[Stored items]
## START
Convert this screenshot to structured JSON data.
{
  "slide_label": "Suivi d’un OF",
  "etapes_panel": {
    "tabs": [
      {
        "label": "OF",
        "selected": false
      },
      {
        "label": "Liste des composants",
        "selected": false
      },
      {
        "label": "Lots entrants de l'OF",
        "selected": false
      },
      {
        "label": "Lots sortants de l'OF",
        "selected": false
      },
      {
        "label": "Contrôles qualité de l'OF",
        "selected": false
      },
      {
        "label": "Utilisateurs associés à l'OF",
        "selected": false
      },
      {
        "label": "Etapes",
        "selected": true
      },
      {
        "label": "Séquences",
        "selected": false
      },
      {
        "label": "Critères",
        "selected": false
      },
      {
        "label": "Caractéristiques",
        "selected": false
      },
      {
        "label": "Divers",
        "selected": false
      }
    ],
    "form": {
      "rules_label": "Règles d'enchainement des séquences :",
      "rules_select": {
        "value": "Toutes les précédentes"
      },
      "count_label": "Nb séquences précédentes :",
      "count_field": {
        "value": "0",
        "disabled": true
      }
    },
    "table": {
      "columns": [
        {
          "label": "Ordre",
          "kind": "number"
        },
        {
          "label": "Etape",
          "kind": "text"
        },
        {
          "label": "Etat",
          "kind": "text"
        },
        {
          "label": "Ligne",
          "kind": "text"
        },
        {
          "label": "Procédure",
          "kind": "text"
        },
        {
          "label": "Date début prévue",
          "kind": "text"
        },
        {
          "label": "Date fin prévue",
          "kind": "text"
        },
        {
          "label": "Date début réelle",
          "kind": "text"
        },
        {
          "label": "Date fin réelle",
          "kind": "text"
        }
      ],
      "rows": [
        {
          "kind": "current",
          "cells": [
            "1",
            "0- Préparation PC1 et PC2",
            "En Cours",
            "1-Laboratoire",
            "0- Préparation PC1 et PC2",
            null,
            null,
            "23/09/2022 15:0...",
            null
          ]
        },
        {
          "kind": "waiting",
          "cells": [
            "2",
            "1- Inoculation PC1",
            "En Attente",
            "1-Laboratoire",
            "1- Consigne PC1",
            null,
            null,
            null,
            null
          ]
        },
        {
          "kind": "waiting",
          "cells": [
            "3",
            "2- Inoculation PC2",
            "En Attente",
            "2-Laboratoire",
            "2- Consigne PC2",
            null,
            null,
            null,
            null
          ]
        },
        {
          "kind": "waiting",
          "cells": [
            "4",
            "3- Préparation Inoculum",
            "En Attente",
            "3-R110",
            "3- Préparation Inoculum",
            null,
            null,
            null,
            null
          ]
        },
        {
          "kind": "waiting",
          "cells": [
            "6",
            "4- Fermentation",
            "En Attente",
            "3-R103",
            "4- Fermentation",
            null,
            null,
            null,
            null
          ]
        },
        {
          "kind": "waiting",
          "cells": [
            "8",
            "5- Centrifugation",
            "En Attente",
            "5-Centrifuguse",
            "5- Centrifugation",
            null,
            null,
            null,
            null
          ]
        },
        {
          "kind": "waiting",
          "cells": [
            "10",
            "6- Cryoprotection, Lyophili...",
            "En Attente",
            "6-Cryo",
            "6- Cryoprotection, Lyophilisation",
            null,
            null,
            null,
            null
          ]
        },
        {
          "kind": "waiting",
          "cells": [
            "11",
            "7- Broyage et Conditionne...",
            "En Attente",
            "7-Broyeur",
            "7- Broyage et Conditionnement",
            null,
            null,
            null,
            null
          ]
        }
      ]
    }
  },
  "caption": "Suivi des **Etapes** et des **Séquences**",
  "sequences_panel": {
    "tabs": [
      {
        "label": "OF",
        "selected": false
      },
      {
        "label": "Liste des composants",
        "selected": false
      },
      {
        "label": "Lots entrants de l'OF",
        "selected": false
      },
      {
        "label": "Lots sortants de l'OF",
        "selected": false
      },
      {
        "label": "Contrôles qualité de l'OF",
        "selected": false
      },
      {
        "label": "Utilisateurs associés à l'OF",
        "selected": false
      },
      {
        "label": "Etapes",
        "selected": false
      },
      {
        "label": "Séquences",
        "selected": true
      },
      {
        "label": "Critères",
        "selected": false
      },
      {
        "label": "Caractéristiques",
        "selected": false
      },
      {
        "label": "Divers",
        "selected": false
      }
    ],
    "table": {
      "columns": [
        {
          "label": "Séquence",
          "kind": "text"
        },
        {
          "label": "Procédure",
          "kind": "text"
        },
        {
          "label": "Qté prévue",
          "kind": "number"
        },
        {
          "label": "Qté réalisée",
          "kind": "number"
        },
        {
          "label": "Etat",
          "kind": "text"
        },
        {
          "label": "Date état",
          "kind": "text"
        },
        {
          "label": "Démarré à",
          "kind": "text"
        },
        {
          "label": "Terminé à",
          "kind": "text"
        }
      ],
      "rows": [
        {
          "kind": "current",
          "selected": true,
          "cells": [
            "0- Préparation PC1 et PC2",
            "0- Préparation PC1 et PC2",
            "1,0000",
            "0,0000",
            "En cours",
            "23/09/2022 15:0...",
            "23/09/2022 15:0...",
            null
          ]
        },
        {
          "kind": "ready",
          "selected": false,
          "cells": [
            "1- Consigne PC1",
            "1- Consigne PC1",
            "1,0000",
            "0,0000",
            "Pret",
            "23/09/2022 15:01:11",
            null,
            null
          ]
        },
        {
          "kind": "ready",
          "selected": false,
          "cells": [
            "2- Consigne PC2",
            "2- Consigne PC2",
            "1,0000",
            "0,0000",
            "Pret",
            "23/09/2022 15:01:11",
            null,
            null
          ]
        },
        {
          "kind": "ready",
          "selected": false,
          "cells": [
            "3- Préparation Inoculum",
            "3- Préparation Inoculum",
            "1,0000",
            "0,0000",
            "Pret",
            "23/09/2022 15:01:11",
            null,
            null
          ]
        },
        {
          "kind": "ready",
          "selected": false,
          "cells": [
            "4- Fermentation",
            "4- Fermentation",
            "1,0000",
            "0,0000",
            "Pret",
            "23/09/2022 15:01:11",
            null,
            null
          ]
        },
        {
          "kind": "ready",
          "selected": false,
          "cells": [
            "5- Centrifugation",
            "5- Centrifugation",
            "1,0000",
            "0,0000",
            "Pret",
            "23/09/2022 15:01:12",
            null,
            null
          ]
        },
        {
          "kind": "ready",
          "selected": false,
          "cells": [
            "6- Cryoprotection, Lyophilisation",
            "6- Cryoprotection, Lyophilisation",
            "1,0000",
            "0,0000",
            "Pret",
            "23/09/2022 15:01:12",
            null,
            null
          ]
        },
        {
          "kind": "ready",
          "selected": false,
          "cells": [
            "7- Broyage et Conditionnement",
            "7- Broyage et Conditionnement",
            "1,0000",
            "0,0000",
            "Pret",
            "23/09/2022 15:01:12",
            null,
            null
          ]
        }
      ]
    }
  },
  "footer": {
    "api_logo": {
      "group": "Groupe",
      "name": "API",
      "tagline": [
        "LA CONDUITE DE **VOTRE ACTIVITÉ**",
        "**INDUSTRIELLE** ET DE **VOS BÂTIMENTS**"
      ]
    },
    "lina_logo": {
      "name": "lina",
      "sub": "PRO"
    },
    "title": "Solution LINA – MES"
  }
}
## END
> [What the exercise asks]: Repeat the lines above exactly.

> [Full answer]:
Convert this screenshot to structured JSON data.
{
  "slide_label": "Suivi d’un OF",
  "etapes_panel": {
    "tabs": [
      {
        "label": "OF",
        "selected": false
      },
      {
        "label": "Liste des composants",
        "selected": false
      },
      {
        "label": "Lots entrants de l'OF",
        "selected": false
      },
      {
        "label": "Lots sortants de l'OF",
        "selected": false
      },
      {
        "label": "Contrôles qualité de l'OF",
        "selected": false
      },
      {
        "label": "Utilisateurs associés à l'OF",
        "selected": false
      },
      {
        "label": "Etapes",
        "selected": true
      },
      {
        "label": "Séquences",
        "selected": false
      },
      {
        "label": "Critères",
        "selected": false
      },
      {
        "label": "Caractéristiques",
        "selected": false
      },
      {
        "label": "Divers",
        "selected": false
      }
    ],
    "form": {
      "rules_label": "Règles d'enchainement des séquences :",
      "rules_select": {
        "value": "Toutes les précédentes"
      },
      "count_label": "Nb séquences précédentes :",
      "count_field": {
        "value": "0",
        "disabled": true
      }
    },
    "table": {
      "columns": [
        {
          "label": "Ordre",
          "kind": "number"
        },
        {
          "label": "Etape",
          "kind": "text"
        },
        {
          "label": "Etat",
          "kind": "text"
        },
        {
          "label": "Ligne",
          "kind": "text"
        },
        {
          "label": "Procédure",
          "kind": "text"
        },
        {
          "label": "Date début prévue",
          "kind": "text"
        },
        {
          "label": "Date fin prévue",
          "kind": "text"
        },
        {
          "label": "Date début réelle",
          "kind": "text"
        },
        {
          "label": "Date fin réelle",
          "kind": "text"
        }
      ],
      "rows": [
        {
          "kind": "current",
          "cells": [
            "1",
            "0- Préparation PC1 et PC2",
            "En Cours",
            "1-Laboratoire",
            "0- Préparation PC1 et PC2",
            null,
            null,
            "23/09/2022 15:0...",
            null
          ]
        },
        {
          "kind": "waiting",
          "cells": [
            "2",
            "1- Inoculation PC1",
            "En Attente",
            "1-Laboratoire",
            "1- Consigne PC1",
            null,
            null,
            null,
            null
          ]
        },
        {
          "kind": "waiting",
          "cells": [
            "3",
            "2- Inoculation PC2",
            "En Attente",
            "2-Laboratoire",
            "2- Consigne PC2",
            null,
            null,
            null,
            null
          ]
        },
        {
          "kind": "waiting",
          "cells": [
            "4",
            "3- Préparation Inoculum",
            "En Attente",
            "3-R110",
            "3- Préparation Inoculum",
            null,
            null,
            null,
            null
          ]
        },
        {
          "kind": "waiting",
          "cells": [
            "6",
            "4- Fermentation",
            "En Attente",
            "3-R103",
            "4- Fermentation",
            null,
            null,
            null,
            null
          ]
        },
        {
          "kind": "waiting",
          "cells": [
            "8",
            "5- Centrifugation",
            "En Attente",
            "5-Centrifuguse",
            "5- Centrifugation",
            null,
            null,
            null,
            null
          ]
        },
        {
          "kind": "waiting",
          "cells": [
            "10",
            "6- Cryoprotection, Lyophili...",
            "En Attente",
            "6-Cryo",
            "6- Cryoprotection, Lyophilisation",
            null,
            null,
            null,
            null
          ]
        },
        {
          "kind": "waiting",
          "cells": [
            "11",
            "7- Broyage et Conditionne...",
            "En Attente",
            "7-Broyeur",
            "7- Broyage et Conditionnement",
            null,
            null,
            null,
            null
          ]
        }
      ]
    }
  },
  "caption": "Suivi des **Etapes** et des **Séquences**",
  "sequences_panel": {
    "tabs": [
      {
        "label": "OF",
        "selected": false
      },
      {
        "label": "Liste des composants",
        "selected": false
      },
      {
        "label": "Lots entrants de l'OF",
        "selected": false
      },
      {
        "label": "Lots sortants de l'OF",
        "selected": false
      },
      {
        "label": "Contrôles qualité de l'OF",
        "selected": false
      },
      {
        "label": "Utilisateurs associés à l'OF",
        "selected": false
      },
      {
        "label": "Etapes",
        "selected": false
      },
      {
        "label": "Séquences",
        "selected": true
      },
      {
        "label": "Critères",
        "selected": false
      },
      {
        "label": "Caractéristiques",
        "selected": false
      },
      {
        "label": "Divers",
        "selected": false
      }
    ],
    "table": {
      "columns": [
        {
          "label": "Séquence",
          "kind": "text"
        },
        {
          "label": "Procédure",
          "kind": "text"
        },
        {
          "label": "Qté prévue",
          "kind": "number"
        },
        {
          "label": "Qté réalisée",
          "kind": "number"
        },
        {
          "label": "Etat",
          "kind": "text"
        },
        {
          "label": "Date état",
          "kind": "text"
        },
        {
          "label": "Démarré à",
          "kind": "text"
        },
        {
          "label": "Terminé à",
          "kind": "text"
        }
      ],
      "rows": [
        {
          "kind": "current",
          "selected": true,
          "cells": [
            "0- Préparation PC1 et PC2",
            "0- Préparation PC1 et PC2",
            "1,0000",
            "0,0000",
            "En cours",
            "23/09/2022 15:0...",
            "23/09/2022 15:0...",
            null
          ]
        },
        {
          "kind": "ready",
          "selected": false,
          "cells": [
            "1- Consigne PC1",
            "1- Consigne PC1",
            "1,0000",
            "0,0000",
            "Pret",
            "23/09/2022 15:01:11",
            null,
            null
          ]
        },
        {
          "kind": "ready",
          "selected": false,
          "cells": [
            "2- Consigne PC2",
            "2- Consigne PC2",
            "1,0000",
            "0,0000",
            "Pret",
            "23/09/2022 15:01:11",
            null,
            null
          ]
        },
        {
          "kind": "ready",
          "selected": false,
          "cells": [
            "3- Préparation Inoculum",
            "3- Préparation Inoculum",
            "1,0000",
            "0,0000",
            "Pret",
            "23/09/2022 15:01:11",
            null,
            null
          ]
        },
        {
          "kind": "ready",
          "selected": false,
          "cells": [
            "4- Fermentation",
            "4- Fermentation",
            "1,0000",
            "0,0000",
            "Pret",
            "23/09/2022 15:01:11",
            null,
            null
          ]
        },
        {
          "kind": "ready",
          "selected": false,
          "cells": [
            "5- Centrifugation",
            "5- Centrifugation",
            "1,0000",
            "0,0000",
            "Pret",
            "23/09/2022 15:01:12",
            null,
            null
          ]
        },
        {
          "kind": "ready",
          "selected": false,
          "cells": [
            "6- Cryoprotection, Lyophilisation",
            "6- Cryoprotection, Lyophilisation",
            "1,0000",
            "0,0000",
            "Pret",
            "23/09/2022 15:01:12",
            null,
            null
          ]
        },
        {
          "kind": "ready",
          "selected": false,
          "cells": [
            "7- Broyage et Conditionnement",
            "7- Broyage et Conditionnement",
            "1,0000",
            "0,0000",
            "Pret",
            "23/09/2022 15:01:12",
            null,
            null
          ]
        }
      ]
    }
  },
  "footer": {
    "api_logo": {
      "group": "Groupe",
      "name": "API",
      "tagline": [
        "LA CONDUITE DE **VOTRE ACTIVITÉ**",
        "**INDUSTRIELLE** ET DE **VOS BÂTIMENTS**"
      ]
    },
    "lina_logo": {
      "name": "lina",
      "sub": "PRO"
    },
    "title": "Solution LINA – MES"
  }
}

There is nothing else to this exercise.